Challenge
Below is a block of records; return all of them exactly, but without the images.

Data to use
---------------

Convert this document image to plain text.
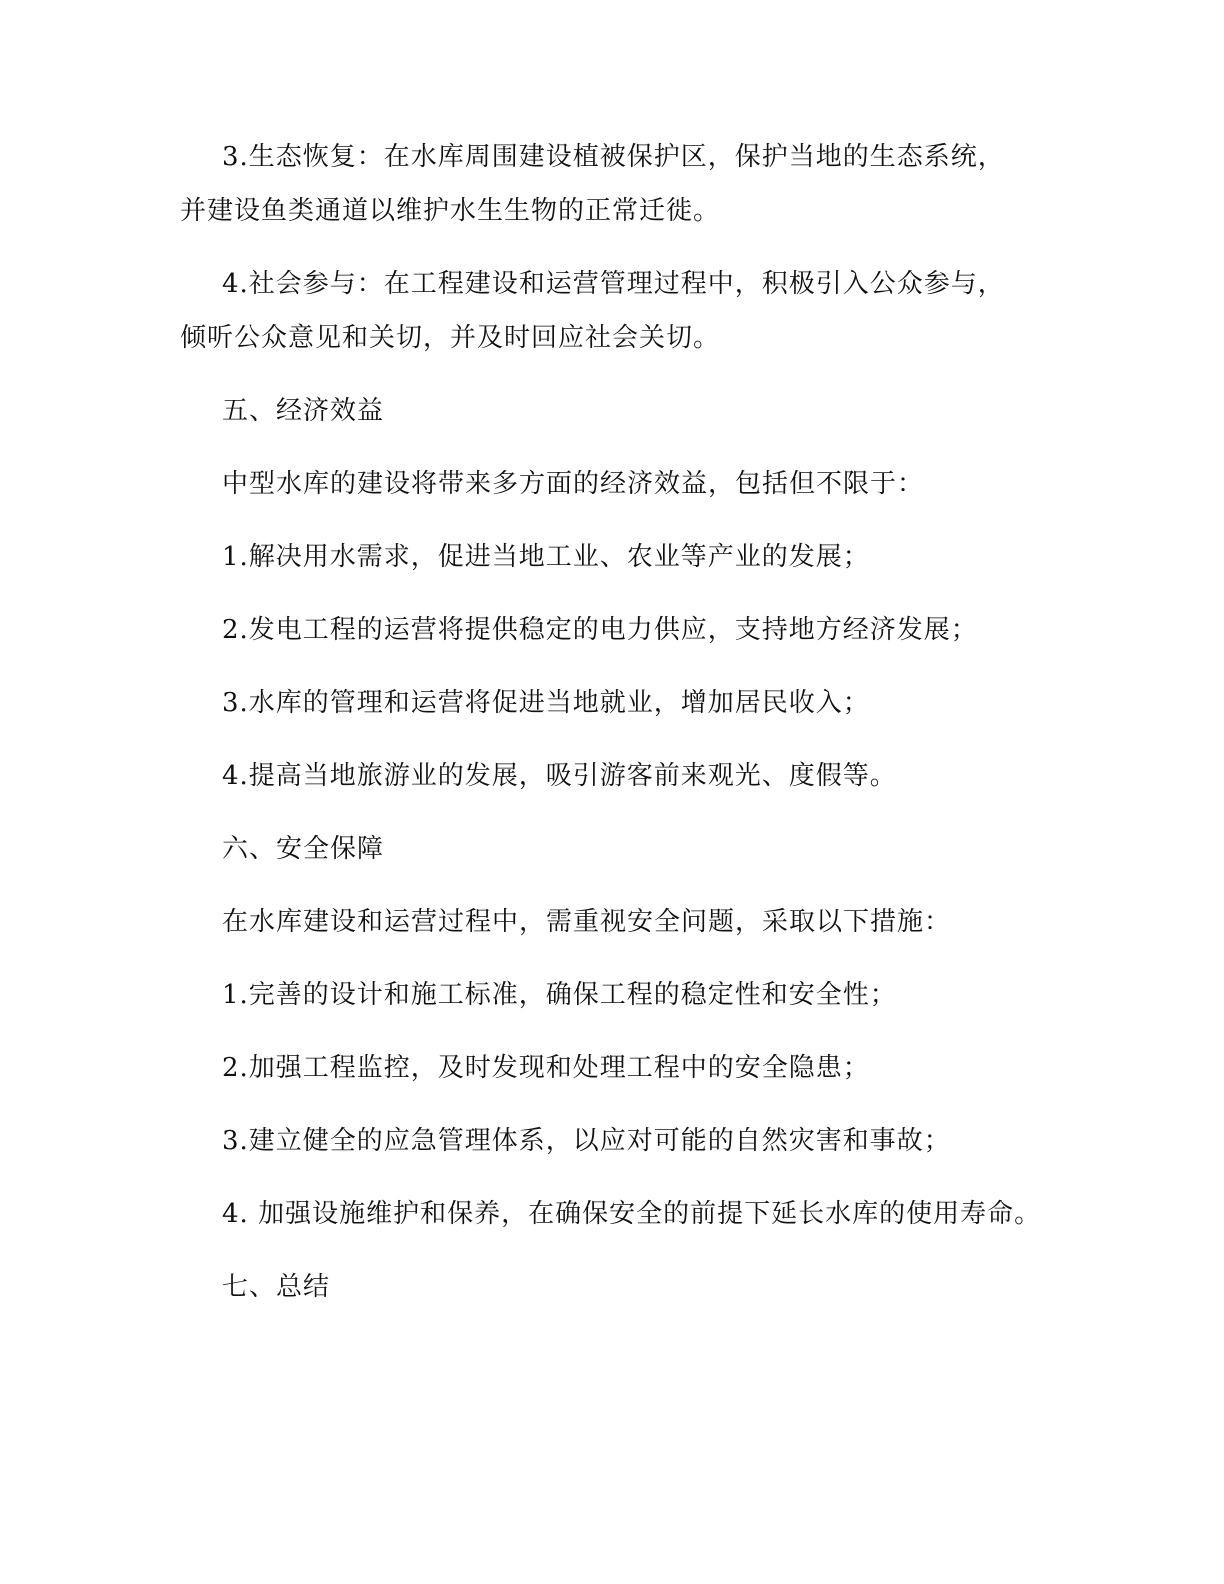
3.生态恢复：在水库周围建设植被保护区，保护当地的生态系统，
并建设鱼类通道以维护水生生物的正常迁徙。
4.社会参与：在工程建设和运营管理过程中，积极引入公众参与，
倾听公众意见和关切，并及时回应社会关切。
五、经济效益
中型水库的建设将带来多方面的经济效益，包括但不限于：
1.解决用水需求，促进当地工业、农业等产业的发展；
2.发电工程的运营将提供稳定的电力供应，支持地方经济发展；
3.水库的管理和运营将促进当地就业，增加居民收入；
4.提高当地旅游业的发展，吸引游客前来观光、度假等。
六、安全保障
在水库建设和运营过程中，需重视安全问题，采取以下措施：
1.完善的设计和施工标准，确保工程的稳定性和安全性；
2.加强工程监控，及时发现和处理工程中的安全隐患；
3.建立健全的应急管理体系，以应对可能的自然灾害和事故；
4. 加强设施维护和保养，在确保安全的前提下延长水库的使用寿命。
七、总结
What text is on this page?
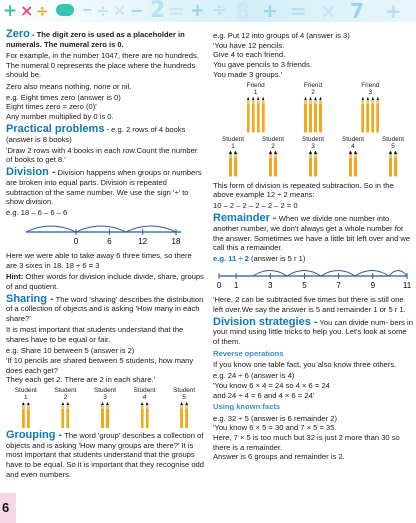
+ × ÷	− ÷ × − 2 = + ÷ 8 + = × 7 +

Zero - The digit zero is used as a placeholder in numerals. The numeral zero is 0.

For example, in the number 1047, there are no hundreds. The numeral 0 represents the place where the hundreds should be.

Zero also means nothing, none or nil.

e.g. Eight times zero (answer is 0)

Eight times zero = zero (0)'

Any number multiplied by 0 is 0.

Practical problems - e.g. 2 rows of 4 books (answer is 8 books)

'Draw 2 rows with 4 books in each row.Count the number of books to get 8.'

Division - Division happens when groups or numbers are broken into equal parts. Division is repeated subtraction of the same number. We use the sign '÷' to show division.

e.g. 18 – 6 – 6 – 6

0	6	12	18

Here we were able to take away 6 three times, so there are 3 sixes in 18. 18 ÷ 6 = 3

Hint: Other words for division include divide, share, groups of and quotient.

Sharing - The word 'sharing' describes the distribution of a collection of objects and is asking 'How many in each share?'

It is most important that students understand that the shares have to be equal or fair.

e.g. Share 10 between 5 (answer is 2)

'If 10 pencils are shared between 5 students, how many does each get?

They each get 2. There are 2 in each share.'

Student
1
Student
2
Student
3
Student
4
Student
5

Grouping - The word 'group' describes a collection of objects and is asking 'How many groups are there?' It is most important that students understand that the groups have to be equal. So it is important that they recognise odd and even numbers.

e.g. Put 12 into groups of 4 (answer is 3)

'You have 12 pencils.

Give 4 to each friend.

You gave pencils to 3 friends.

You made 3 groups.'

Friend
1
Friend
2
Friend
3
Student
1
Student
2
Student
3
Student
4
Student
5

This form of division is repeated subtraction. So in the above example 12 ÷ 2 means:

10 – 2 – 2 – 2 – 2 – 2 = 0

Remainder - When we divide one number into another number, we don't always get a whole number for the answer. Sometimes we have a little bit left over and we call this a remainder.

e.g. 11 ÷ 2 (answer is 5 r 1)

0 1	3	5	7	9	11

'Here, 2 can be subtracted five times but there is still one left over.We say the answer is 5 and remainder 1 or 5 r 1.

Division strategies - You can divide num- bers in your mind using little tricks to help you. Let's look at some of them.

Reverse operations

If you know one table fact, you also know three others.

e.g. 24 ÷ 6 (answer is 4)

'You know 6 × 4 = 24 so 4 × 6 = 24

and 24 ÷ 4 = 6 and 4 × 6 = 24'

Using known facts

e.g. 32 ÷ 5 (answer is 6 remainder 2)

'You know 6 × 5 = 30 and 7 × 5 = 35.

Here, 7 × 5 is too much but 32 is just 2 more than 30 so there is a remainder.

Answer is 6 groups and remainder is 2.

6
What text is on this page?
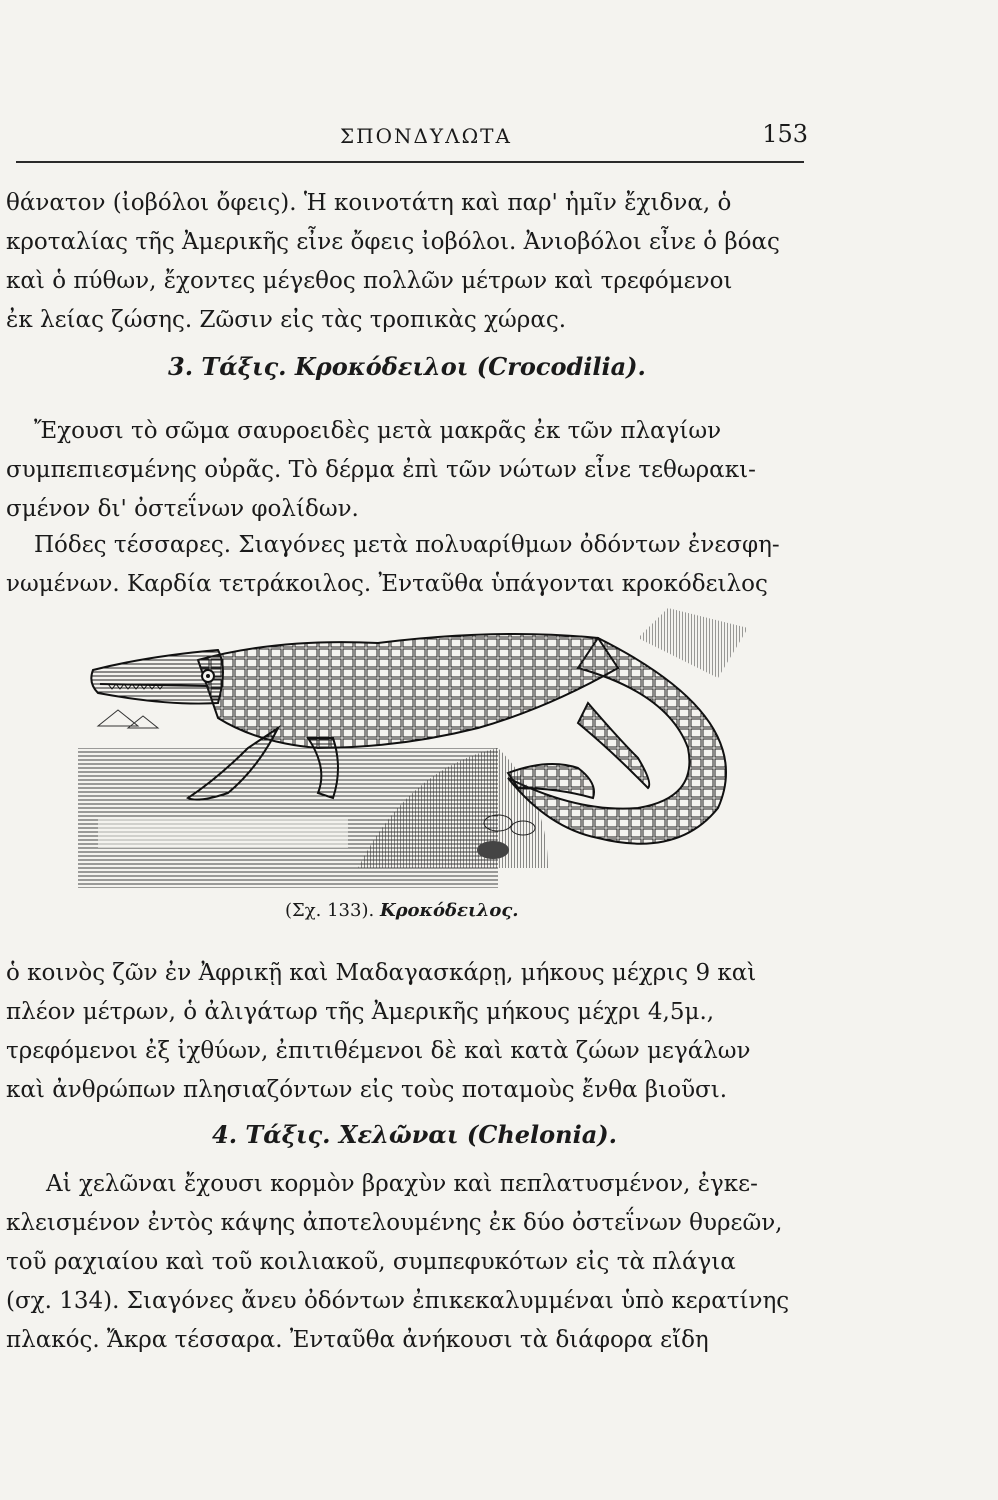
ΣΠΟΝΔΥΛΩΤΑ	153
θάνατον (ἰοβόλοι ὄφεις). Ἡ κοινοτάτη καὶ παρ' ἡμῖν ἔχιδνα, ὁ
κροταλίας τῆς Ἀμερικῆς εἶνε ὄφεις ἰοβόλοι. Ἀνιοβόλοι εἶνε ὁ βόας
καὶ ὁ πύθων, ἔχοντες μέγεθος πολλῶν μέτρων καὶ τρεφόμενοι
ἐκ λείας ζώσης. Ζῶσιν εἰς τὰς τροπικὰς χώρας.
3. Τάξις. Κροκόδειλοι (Crocodilia).
Ἔχουσι τὸ σῶμα σαυροειδὲς μετὰ μακρᾶς ἐκ τῶν πλαγίων
συμπεπιεσμένης οὐρᾶς. Τὸ δέρμα ἐπὶ τῶν νώτων εἶνε τεθωρακι-
σμένον δι' ὀστεΐνων φολίδων.
Πόδες τέσσαρες. Σιαγόνες μετὰ πολυαρίθμων ὀδόντων ἐνεσφη-
νωμένων. Καρδία τετράκοιλος. Ἐνταῦθα ὑπάγονται κροκόδειλος
(Σχ. 133). Κροκόδειλος.
ὁ κοινὸς ζῶν ἐν Ἀφρικῇ καὶ Μαδαγασκάρῃ, μήκους μέχρις 9 καὶ
πλέον μέτρων, ὁ ἀλιγάτωρ τῆς Ἀμερικῆς μήκους μέχρι 4,5μ.,
τρεφόμενοι ἐξ ἰχθύων, ἐπιτιθέμενοι δὲ καὶ κατὰ ζώων μεγάλων
καὶ ἀνθρώπων πλησιαζόντων εἰς τοὺς ποταμοὺς ἔνθα βιοῦσι.
4. Τάξις. Χελῶναι (Chelonia).
Αἱ χελῶναι ἔχουσι κορμὸν βραχὺν καὶ πεπλατυσμένον, ἐγκε-
κλεισμένον ἐντὸς κάψης ἀποτελουμένης ἐκ δύο ὀστεΐνων θυρεῶν,
τοῦ ραχιαίου καὶ τοῦ κοιλιακοῦ, συμπεφυκότων εἰς τὰ πλάγια
(σχ. 134). Σιαγόνες ἄνευ ὀδόντων ἐπικεκαλυμμέναι ὑπὸ κερατίνης
πλακός. Ἄκρα τέσσαρα. Ἐνταῦθα ἀνήκουσι τὰ διάφορα εἴδη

---------------

Task output
Convert this document image to plain text.
3.生态恢复：在水库周围建设植被保护区，保护当地的生态系统，
并建设鱼类通道以维护水生生物的正常迁徙。
4.社会参与：在工程建设和运营管理过程中，积极引入公众参与，
倾听公众意见和关切，并及时回应社会关切。
五、经济效益
中型水库的建设将带来多方面的经济效益，包括但不限于：
1.解决用水需求，促进当地工业、农业等产业的发展；
2.发电工程的运营将提供稳定的电力供应，支持地方经济发展；
3.水库的管理和运营将促进当地就业，增加居民收入；
4.提高当地旅游业的发展，吸引游客前来观光、度假等。
六、安全保障
在水库建设和运营过程中，需重视安全问题，采取以下措施：
1.完善的设计和施工标准，确保工程的稳定性和安全性；
2.加强工程监控，及时发现和处理工程中的安全隐患；
3.建立健全的应急管理体系，以应对可能的自然灾害和事故；
4. 加强设施维护和保养，在确保安全的前提下延长水库的使用寿命。
七、总结
What text is on this page?
+ × ÷	− ÷ × − 2 = + ÷ 8 + = × 7 +

Zero - The digit zero is used as a placeholder in numerals. The numeral zero is 0.

For example, in the number 1047, there are no hundreds. The numeral 0 represents the place where the hundreds should be.

Zero also means nothing, none or nil.

e.g. Eight times zero (answer is 0)

Eight times zero = zero (0)'

Any number multiplied by 0 is 0.

Practical problems - e.g. 2 rows of 4 books (answer is 8 books)

'Draw 2 rows with 4 books in each row.Count the number of books to get 8.'

Division - Division happens when groups or numbers are broken into equal parts. Division is repeated subtraction of the same number. We use the sign '÷' to show division.

e.g. 18 – 6 – 6 – 6

0	6	12	18

Here we were able to take away 6 three times, so there are 3 sixes in 18. 18 ÷ 6 = 3

Hint: Other words for division include divide, share, groups of and quotient.

Sharing - The word 'sharing' describes the distribution of a collection of objects and is asking 'How many in each share?'

It is most important that students understand that the shares have to be equal or fair.

e.g. Share 10 between 5 (answer is 2)

'If 10 pencils are shared between 5 students, how many does each get?

They each get 2. There are 2 in each share.'

Student
1
Student
2
Student
3
Student
4
Student
5

Grouping - The word 'group' describes a collection of objects and is asking 'How many groups are there?' It is most important that students understand that the groups have to be equal. So it is important that they recognise odd and even numbers.

e.g. Put 12 into groups of 4 (answer is 3)

'You have 12 pencils.

Give 4 to each friend.

You gave pencils to 3 friends.

You made 3 groups.'

Friend
1
Friend
2
Friend
3
Student
1
Student
2
Student
3
Student
4
Student
5

This form of division is repeated subtraction. So in the above example 12 ÷ 2 means:

10 – 2 – 2 – 2 – 2 – 2 = 0

Remainder - When we divide one number into another number, we don't always get a whole number for the answer. Sometimes we have a little bit left over and we call this a remainder.

e.g. 11 ÷ 2 (answer is 5 r 1)

0 1	3	5	7	9	11

'Here, 2 can be subtracted five times but there is still one left over.We say the answer is 5 and remainder 1 or 5 r 1.

Division strategies - You can divide num- bers in your mind using little tricks to help you. Let's look at some of them.

Reverse operations

If you know one table fact, you also know three others.

e.g. 24 ÷ 6 (answer is 4)

'You know 6 × 4 = 24 so 4 × 6 = 24

and 24 ÷ 4 = 6 and 4 × 6 = 24'

Using known facts

e.g. 32 ÷ 5 (answer is 6 remainder 2)

'You know 6 × 5 = 30 and 7 × 5 = 35.

Here, 7 × 5 is too much but 32 is just 2 more than 30 so there is a remainder.

Answer is 6 groups and remainder is 2.

6
What text is on this page?
ΣΠΟΝΔΥΛΩΤΑ	153
θάνατον (ἰοβόλοι ὄφεις). Ἡ κοινοτάτη καὶ παρ' ἡμῖν ἔχιδνα, ὁ
κροταλίας τῆς Ἀμερικῆς εἶνε ὄφεις ἰοβόλοι. Ἀνιοβόλοι εἶνε ὁ βόας
καὶ ὁ πύθων, ἔχοντες μέγεθος πολλῶν μέτρων καὶ τρεφόμενοι
ἐκ λείας ζώσης. Ζῶσιν εἰς τὰς τροπικὰς χώρας.
3. Τάξις. Κροκόδειλοι (Crocodilia).
Ἔχουσι τὸ σῶμα σαυροειδὲς μετὰ μακρᾶς ἐκ τῶν πλαγίων
συμπεπιεσμένης οὐρᾶς. Τὸ δέρμα ἐπὶ τῶν νώτων εἶνε τεθωρακι-
σμένον δι' ὀστεΐνων φολίδων.
Πόδες τέσσαρες. Σιαγόνες μετὰ πολυαρίθμων ὀδόντων ἐνεσφη-
νωμένων. Καρδία τετράκοιλος. Ἐνταῦθα ὑπάγονται κροκόδειλος
(Σχ. 133). Κροκόδειλος.
ὁ κοινὸς ζῶν ἐν Ἀφρικῇ καὶ Μαδαγασκάρῃ, μήκους μέχρις 9 καὶ
πλέον μέτρων, ὁ ἀλιγάτωρ τῆς Ἀμερικῆς μήκους μέχρι 4,5μ.,
τρεφόμενοι ἐξ ἰχθύων, ἐπιτιθέμενοι δὲ καὶ κατὰ ζώων μεγάλων
καὶ ἀνθρώπων πλησιαζόντων εἰς τοὺς ποταμοὺς ἔνθα βιοῦσι.
4. Τάξις. Χελῶναι (Chelonia).
Αἱ χελῶναι ἔχουσι κορμὸν βραχὺν καὶ πεπλατυσμένον, ἐγκε-
κλεισμένον ἐντὸς κάψης ἀποτελουμένης ἐκ δύο ὀστεΐνων θυρεῶν,
τοῦ ραχιαίου καὶ τοῦ κοιλιακοῦ, συμπεφυκότων εἰς τὰ πλάγια
(σχ. 134). Σιαγόνες ἄνευ ὀδόντων ἐπικεκαλυμμέναι ὑπὸ κερατίνης
πλακός. Ἄκρα τέσσαρα. Ἐνταῦθα ἀνήκουσι τὰ διάφορα εἴδη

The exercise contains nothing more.